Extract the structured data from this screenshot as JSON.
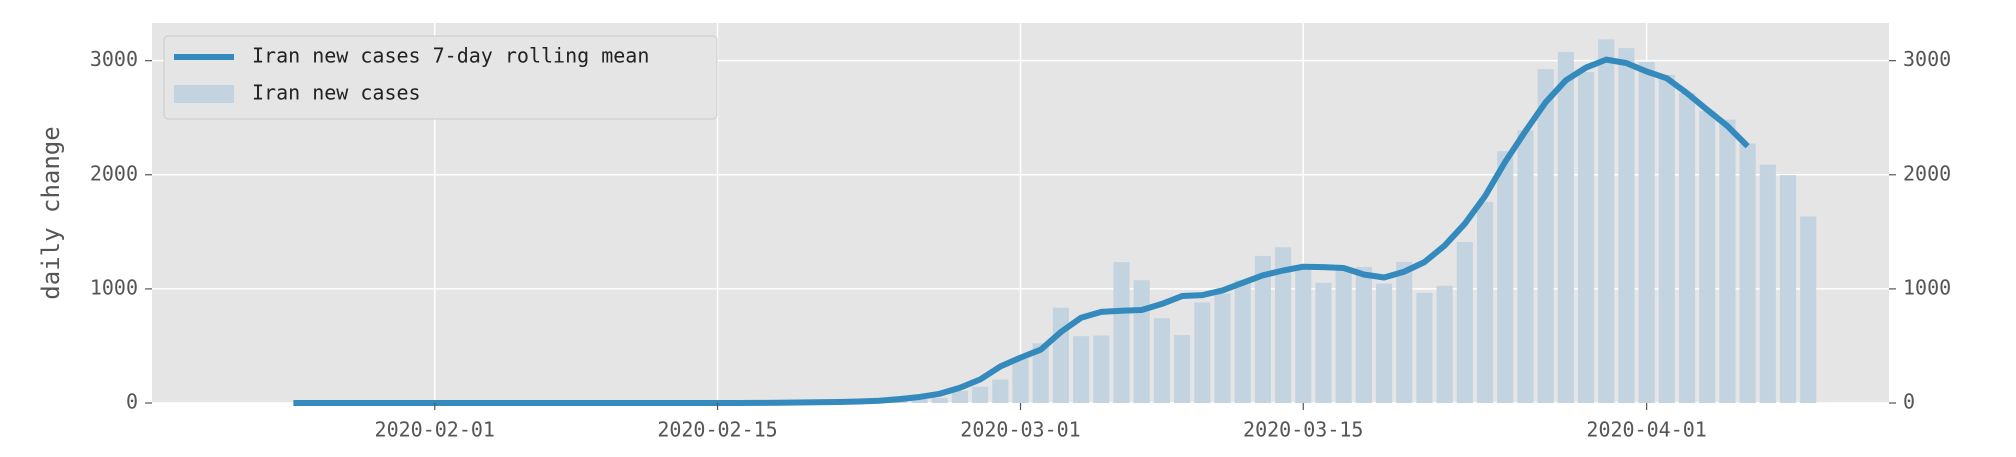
{
  "chart_data": {
    "type": "bar-line",
    "ylabel": "daily change",
    "x": [
      "2020-01-22",
      "2020-01-23",
      "2020-01-24",
      "2020-01-25",
      "2020-01-26",
      "2020-01-27",
      "2020-01-28",
      "2020-01-29",
      "2020-01-30",
      "2020-01-31",
      "2020-02-01",
      "2020-02-02",
      "2020-02-03",
      "2020-02-04",
      "2020-02-05",
      "2020-02-06",
      "2020-02-07",
      "2020-02-08",
      "2020-02-09",
      "2020-02-10",
      "2020-02-11",
      "2020-02-12",
      "2020-02-13",
      "2020-02-14",
      "2020-02-15",
      "2020-02-16",
      "2020-02-17",
      "2020-02-18",
      "2020-02-19",
      "2020-02-20",
      "2020-02-21",
      "2020-02-22",
      "2020-02-23",
      "2020-02-24",
      "2020-02-25",
      "2020-02-26",
      "2020-02-27",
      "2020-02-28",
      "2020-02-29",
      "2020-03-01",
      "2020-03-02",
      "2020-03-03",
      "2020-03-04",
      "2020-03-05",
      "2020-03-06",
      "2020-03-07",
      "2020-03-08",
      "2020-03-09",
      "2020-03-10",
      "2020-03-11",
      "2020-03-12",
      "2020-03-13",
      "2020-03-14",
      "2020-03-15",
      "2020-03-16",
      "2020-03-17",
      "2020-03-18",
      "2020-03-19",
      "2020-03-20",
      "2020-03-21",
      "2020-03-22",
      "2020-03-23",
      "2020-03-24",
      "2020-03-25",
      "2020-03-26",
      "2020-03-27",
      "2020-03-28",
      "2020-03-29",
      "2020-03-30",
      "2020-03-31",
      "2020-04-01",
      "2020-04-02",
      "2020-04-03",
      "2020-04-04",
      "2020-04-05",
      "2020-04-06",
      "2020-04-07",
      "2020-04-08",
      "2020-04-09"
    ],
    "series": [
      {
        "name": "Iran new cases 7-day rolling mean",
        "type": "line",
        "color": "#348abd",
        "values": [
          null,
          null,
          null,
          0,
          0,
          0,
          0,
          0,
          0,
          0,
          0,
          0,
          0,
          0,
          0,
          0,
          0,
          0,
          0,
          0,
          0,
          0,
          0,
          0,
          0,
          0.3,
          0.7,
          2.6,
          4,
          6.1,
          8.7,
          13.6,
          19.6,
          34.3,
          52.9,
          80.7,
          133.6,
          205.7,
          320.1,
          397.6,
          466.9,
          622.7,
          747.1,
          798.3,
          808.6,
          815.1,
          868.3,
          937.4,
          945.3,
          986.6,
          1053.1,
          1118.6,
          1161,
          1194.4,
          1190.3,
          1182.9,
          1125.9,
          1100,
          1151.1,
          1234.6,
          1379.4,
          1571.3,
          1812.6,
          2114,
          2381.6,
          2635.1,
          2827.7,
          2939.4,
          3008.9,
          2978.7,
          2905,
          2845.3,
          2715,
          2569.1,
          2427.6,
          2250.3,
          null,
          null,
          null
        ]
      },
      {
        "name": "Iran new cases",
        "type": "bar",
        "color": "#c3d4e0",
        "values": [
          0,
          0,
          0,
          0,
          0,
          0,
          0,
          0,
          0,
          0,
          0,
          0,
          0,
          0,
          0,
          0,
          0,
          0,
          0,
          0,
          0,
          0,
          0,
          0,
          0,
          0,
          0,
          0,
          2,
          3,
          13,
          10,
          15,
          18,
          34,
          44,
          106,
          143,
          205,
          385,
          523,
          835,
          586,
          591,
          1234,
          1076,
          743,
          595,
          881,
          958,
          1075,
          1289,
          1365,
          1209,
          1053,
          1178,
          1192,
          1046,
          1237,
          966,
          1028,
          1411,
          1762,
          2206,
          2389,
          2926,
          3076,
          2901,
          3186,
          3110,
          2988,
          2875,
          2715,
          2560,
          2483,
          2274,
          2089,
          1997,
          1634
        ]
      }
    ],
    "xlim": [
      "2020-01-18",
      "2020-04-13"
    ],
    "xticks": [
      "2020-02-01",
      "2020-02-15",
      "2020-03-01",
      "2020-03-15",
      "2020-04-01"
    ],
    "ylim": [
      0,
      3330
    ],
    "yticks": [
      0,
      1000,
      2000,
      3000
    ],
    "y2lim": [
      0,
      3330
    ],
    "y2ticks": [
      0,
      1000,
      2000,
      3000
    ],
    "grid": true,
    "legend": "upper left"
  }
}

→ **Task statement**:
Each record must be quoted in full and exactly. Do not include the pictures.

→ **Response**:
Extract the structured data from this screenshot as JSON.
{
  "chart_data": {
    "type": "bar-line",
    "ylabel": "daily change",
    "x": [
      "2020-01-22",
      "2020-01-23",
      "2020-01-24",
      "2020-01-25",
      "2020-01-26",
      "2020-01-27",
      "2020-01-28",
      "2020-01-29",
      "2020-01-30",
      "2020-01-31",
      "2020-02-01",
      "2020-02-02",
      "2020-02-03",
      "2020-02-04",
      "2020-02-05",
      "2020-02-06",
      "2020-02-07",
      "2020-02-08",
      "2020-02-09",
      "2020-02-10",
      "2020-02-11",
      "2020-02-12",
      "2020-02-13",
      "2020-02-14",
      "2020-02-15",
      "2020-02-16",
      "2020-02-17",
      "2020-02-18",
      "2020-02-19",
      "2020-02-20",
      "2020-02-21",
      "2020-02-22",
      "2020-02-23",
      "2020-02-24",
      "2020-02-25",
      "2020-02-26",
      "2020-02-27",
      "2020-02-28",
      "2020-02-29",
      "2020-03-01",
      "2020-03-02",
      "2020-03-03",
      "2020-03-04",
      "2020-03-05",
      "2020-03-06",
      "2020-03-07",
      "2020-03-08",
      "2020-03-09",
      "2020-03-10",
      "2020-03-11",
      "2020-03-12",
      "2020-03-13",
      "2020-03-14",
      "2020-03-15",
      "2020-03-16",
      "2020-03-17",
      "2020-03-18",
      "2020-03-19",
      "2020-03-20",
      "2020-03-21",
      "2020-03-22",
      "2020-03-23",
      "2020-03-24",
      "2020-03-25",
      "2020-03-26",
      "2020-03-27",
      "2020-03-28",
      "2020-03-29",
      "2020-03-30",
      "2020-03-31",
      "2020-04-01",
      "2020-04-02",
      "2020-04-03",
      "2020-04-04",
      "2020-04-05",
      "2020-04-06",
      "2020-04-07",
      "2020-04-08",
      "2020-04-09"
    ],
    "series": [
      {
        "name": "Iran new cases 7-day rolling mean",
        "type": "line",
        "color": "#348abd",
        "values": [
          null,
          null,
          null,
          0,
          0,
          0,
          0,
          0,
          0,
          0,
          0,
          0,
          0,
          0,
          0,
          0,
          0,
          0,
          0,
          0,
          0,
          0,
          0,
          0,
          0,
          0.3,
          0.7,
          2.6,
          4,
          6.1,
          8.7,
          13.6,
          19.6,
          34.3,
          52.9,
          80.7,
          133.6,
          205.7,
          320.1,
          397.6,
          466.9,
          622.7,
          747.1,
          798.3,
          808.6,
          815.1,
          868.3,
          937.4,
          945.3,
          986.6,
          1053.1,
          1118.6,
          1161,
          1194.4,
          1190.3,
          1182.9,
          1125.9,
          1100,
          1151.1,
          1234.6,
          1379.4,
          1571.3,
          1812.6,
          2114,
          2381.6,
          2635.1,
          2827.7,
          2939.4,
          3008.9,
          2978.7,
          2905,
          2845.3,
          2715,
          2569.1,
          2427.6,
          2250.3,
          null,
          null,
          null
        ]
      },
      {
        "name": "Iran new cases",
        "type": "bar",
        "color": "#c3d4e0",
        "values": [
          0,
          0,
          0,
          0,
          0,
          0,
          0,
          0,
          0,
          0,
          0,
          0,
          0,
          0,
          0,
          0,
          0,
          0,
          0,
          0,
          0,
          0,
          0,
          0,
          0,
          0,
          0,
          0,
          2,
          3,
          13,
          10,
          15,
          18,
          34,
          44,
          106,
          143,
          205,
          385,
          523,
          835,
          586,
          591,
          1234,
          1076,
          743,
          595,
          881,
          958,
          1075,
          1289,
          1365,
          1209,
          1053,
          1178,
          1192,
          1046,
          1237,
          966,
          1028,
          1411,
          1762,
          2206,
          2389,
          2926,
          3076,
          2901,
          3186,
          3110,
          2988,
          2875,
          2715,
          2560,
          2483,
          2274,
          2089,
          1997,
          1634
        ]
      }
    ],
    "xlim": [
      "2020-01-18",
      "2020-04-13"
    ],
    "xticks": [
      "2020-02-01",
      "2020-02-15",
      "2020-03-01",
      "2020-03-15",
      "2020-04-01"
    ],
    "ylim": [
      0,
      3330
    ],
    "yticks": [
      0,
      1000,
      2000,
      3000
    ],
    "y2lim": [
      0,
      3330
    ],
    "y2ticks": [
      0,
      1000,
      2000,
      3000
    ],
    "grid": true,
    "legend": "upper left"
  }
}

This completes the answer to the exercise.